WHAT TO WORK ON
Retype everything in the listing, leaving each line exactly as it is.

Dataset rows
· · · · · · ·

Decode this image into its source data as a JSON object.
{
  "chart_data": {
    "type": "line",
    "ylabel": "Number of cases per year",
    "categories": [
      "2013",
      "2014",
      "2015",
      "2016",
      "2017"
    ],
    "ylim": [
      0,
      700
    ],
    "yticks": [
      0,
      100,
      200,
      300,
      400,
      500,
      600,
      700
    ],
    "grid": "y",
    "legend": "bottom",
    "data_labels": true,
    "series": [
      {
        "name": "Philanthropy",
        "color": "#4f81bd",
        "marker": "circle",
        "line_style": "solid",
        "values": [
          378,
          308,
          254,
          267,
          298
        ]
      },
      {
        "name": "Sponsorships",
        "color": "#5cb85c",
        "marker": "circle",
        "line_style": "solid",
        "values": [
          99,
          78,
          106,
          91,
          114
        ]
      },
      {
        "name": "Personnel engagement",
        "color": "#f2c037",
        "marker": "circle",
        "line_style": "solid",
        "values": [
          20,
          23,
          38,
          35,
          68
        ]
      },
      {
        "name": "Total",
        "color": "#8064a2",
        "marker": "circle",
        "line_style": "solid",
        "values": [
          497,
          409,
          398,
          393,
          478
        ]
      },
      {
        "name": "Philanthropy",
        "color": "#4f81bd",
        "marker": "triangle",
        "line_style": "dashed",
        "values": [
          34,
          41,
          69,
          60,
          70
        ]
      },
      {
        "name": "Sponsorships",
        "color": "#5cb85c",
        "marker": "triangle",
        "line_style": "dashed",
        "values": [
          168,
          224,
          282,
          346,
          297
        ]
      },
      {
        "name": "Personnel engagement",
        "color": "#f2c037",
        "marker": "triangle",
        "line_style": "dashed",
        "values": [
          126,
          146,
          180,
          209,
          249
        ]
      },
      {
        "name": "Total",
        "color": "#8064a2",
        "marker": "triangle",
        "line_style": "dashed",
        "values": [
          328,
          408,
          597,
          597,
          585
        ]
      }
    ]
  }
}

· · · · · · ·

FINISHED ANSWER
Decode this image into its source data as a JSON object.
{
  "chart_data": {
    "type": "line",
    "ylabel": "Number of cases per year",
    "categories": [
      "2013",
      "2014",
      "2015",
      "2016",
      "2017"
    ],
    "ylim": [
      0,
      700
    ],
    "yticks": [
      0,
      100,
      200,
      300,
      400,
      500,
      600,
      700
    ],
    "grid": "y",
    "legend": "bottom",
    "data_labels": true,
    "series": [
      {
        "name": "Philanthropy",
        "color": "#4f81bd",
        "marker": "circle",
        "line_style": "solid",
        "values": [
          378,
          308,
          254,
          267,
          298
        ]
      },
      {
        "name": "Sponsorships",
        "color": "#5cb85c",
        "marker": "circle",
        "line_style": "solid",
        "values": [
          99,
          78,
          106,
          91,
          114
        ]
      },
      {
        "name": "Personnel engagement",
        "color": "#f2c037",
        "marker": "circle",
        "line_style": "solid",
        "values": [
          20,
          23,
          38,
          35,
          68
        ]
      },
      {
        "name": "Total",
        "color": "#8064a2",
        "marker": "circle",
        "line_style": "solid",
        "values": [
          497,
          409,
          398,
          393,
          478
        ]
      },
      {
        "name": "Philanthropy",
        "color": "#4f81bd",
        "marker": "triangle",
        "line_style": "dashed",
        "values": [
          34,
          41,
          69,
          60,
          70
        ]
      },
      {
        "name": "Sponsorships",
        "color": "#5cb85c",
        "marker": "triangle",
        "line_style": "dashed",
        "values": [
          168,
          224,
          282,
          346,
          297
        ]
      },
      {
        "name": "Personnel engagement",
        "color": "#f2c037",
        "marker": "triangle",
        "line_style": "dashed",
        "values": [
          126,
          146,
          180,
          209,
          249
        ]
      },
      {
        "name": "Total",
        "color": "#8064a2",
        "marker": "triangle",
        "line_style": "dashed",
        "values": [
          328,
          408,
          597,
          597,
          585
        ]
      }
    ]
  }
}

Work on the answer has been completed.